Keep every line where the word "title" appears; drop the rest.

— START Stored rows —

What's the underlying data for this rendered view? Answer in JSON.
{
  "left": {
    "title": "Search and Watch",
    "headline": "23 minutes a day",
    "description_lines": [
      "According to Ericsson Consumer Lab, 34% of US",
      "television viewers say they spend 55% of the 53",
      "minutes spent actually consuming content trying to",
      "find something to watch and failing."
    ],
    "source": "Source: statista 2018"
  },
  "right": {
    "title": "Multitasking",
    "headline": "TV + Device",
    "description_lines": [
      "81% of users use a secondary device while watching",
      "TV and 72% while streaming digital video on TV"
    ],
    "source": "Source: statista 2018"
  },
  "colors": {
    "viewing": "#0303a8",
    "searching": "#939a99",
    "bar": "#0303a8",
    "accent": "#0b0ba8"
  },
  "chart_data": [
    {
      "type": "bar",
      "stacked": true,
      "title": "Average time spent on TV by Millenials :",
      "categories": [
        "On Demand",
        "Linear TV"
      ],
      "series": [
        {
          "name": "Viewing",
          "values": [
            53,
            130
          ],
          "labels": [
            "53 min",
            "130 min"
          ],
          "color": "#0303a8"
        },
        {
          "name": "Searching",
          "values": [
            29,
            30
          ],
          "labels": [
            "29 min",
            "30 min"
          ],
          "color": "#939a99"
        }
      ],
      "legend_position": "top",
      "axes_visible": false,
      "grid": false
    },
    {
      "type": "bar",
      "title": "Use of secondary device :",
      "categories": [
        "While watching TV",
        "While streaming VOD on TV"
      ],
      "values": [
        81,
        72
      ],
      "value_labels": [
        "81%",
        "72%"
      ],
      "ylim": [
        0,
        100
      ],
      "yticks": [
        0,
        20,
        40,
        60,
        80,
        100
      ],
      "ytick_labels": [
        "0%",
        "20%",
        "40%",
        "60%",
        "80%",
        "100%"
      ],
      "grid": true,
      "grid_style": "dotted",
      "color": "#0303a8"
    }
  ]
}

— END Stored rows —

### Finished answer
    "title": "Search and Watch",
    "title": "Multitasking",
      "title": "Average time spent on TV by Millenials :",
      "title": "Use of secondary device :",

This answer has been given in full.